● **WORK TO BE COMPLETED**: When you print the records below, keep every word exact and leave out the images.

........

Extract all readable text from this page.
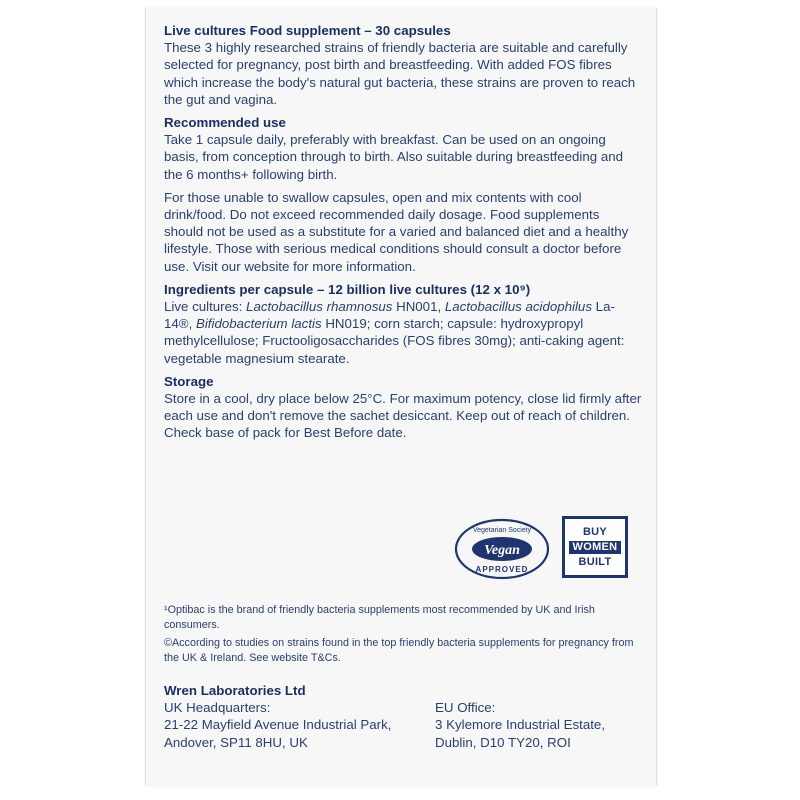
Live cultures Food supplement – 30 capsules

These 3 highly researched strains of friendly bacteria are suitable and carefully selected for pregnancy, post birth and breastfeeding. With added FOS fibres which increase the body's natural gut bacteria, these strains are proven to reach the gut and vagina.

Recommended use

Take 1 capsule daily, preferably with breakfast. Can be used on an ongoing basis, from conception through to birth. Also suitable during breastfeeding and the 6 months+ following birth.

For those unable to swallow capsules, open and mix contents with cool drink/food. Do not exceed recommended daily dosage. Food supplements should not be used as a substitute for a varied and balanced diet and a healthy lifestyle. Those with serious medical conditions should consult a doctor before use. Visit our website for more information.

Ingredients per capsule – 12 billion live cultures (12 x 10⁹)

Live cultures: Lactobacillus rhamnosus HN001, Lactobacillus acidophilus La-14®, Bifidobacterium lactis HN019; corn starch; capsule: hydroxypropyl methylcellulose; Fructooligosaccharides (FOS fibres 30mg); anti-caking agent: vegetable magnesium stearate.

Storage

Store in a cool, dry place below 25°C. For maximum potency, close lid firmly after each use and don't remove the sachet desiccant. Keep out of reach of children. Check base of pack for Best Before date.

Vegetarian Society
Vegan
APPROVED
BUY
WOMEN
BUILT

¹Optibac is the brand of friendly bacteria supplements most recommended by UK and Irish consumers.

©According to studies on strains found in the top friendly bacteria supplements for pregnancy from the UK & Ireland. See website T&Cs.

Wren Laboratories Ltd
UK Headquarters:
21-22 Mayfield Avenue Industrial Park,
Andover, SP11 8HU, UK
EU Office:
3 Kylemore Industrial Estate,
Dublin, D10 TY20, ROI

........

● **RESPONSE**:
Extract all readable text from this page.
Live cultures Food supplement – 30 capsules

These 3 highly researched strains of friendly bacteria are suitable and carefully selected for pregnancy, post birth and breastfeeding. With added FOS fibres which increase the body's natural gut bacteria, these strains are proven to reach the gut and vagina.

Recommended use

Take 1 capsule daily, preferably with breakfast. Can be used on an ongoing basis, from conception through to birth. Also suitable during breastfeeding and the 6 months+ following birth.

For those unable to swallow capsules, open and mix contents with cool drink/food. Do not exceed recommended daily dosage. Food supplements should not be used as a substitute for a varied and balanced diet and a healthy lifestyle. Those with serious medical conditions should consult a doctor before use. Visit our website for more information.

Ingredients per capsule – 12 billion live cultures (12 x 10⁹)

Live cultures: Lactobacillus rhamnosus HN001, Lactobacillus acidophilus La-14®, Bifidobacterium lactis HN019; corn starch; capsule: hydroxypropyl methylcellulose; Fructooligosaccharides (FOS fibres 30mg); anti-caking agent: vegetable magnesium stearate.

Storage

Store in a cool, dry place below 25°C. For maximum potency, close lid firmly after each use and don't remove the sachet desiccant. Keep out of reach of children. Check base of pack for Best Before date.

Vegetarian Society
Vegan
APPROVED
BUY
WOMEN
BUILT

¹Optibac is the brand of friendly bacteria supplements most recommended by UK and Irish consumers.

©According to studies on strains found in the top friendly bacteria supplements for pregnancy from the UK & Ireland. See website T&Cs.

Wren Laboratories Ltd
UK Headquarters:
21-22 Mayfield Avenue Industrial Park,
Andover, SP11 8HU, UK
EU Office:
3 Kylemore Industrial Estate,
Dublin, D10 TY20, ROI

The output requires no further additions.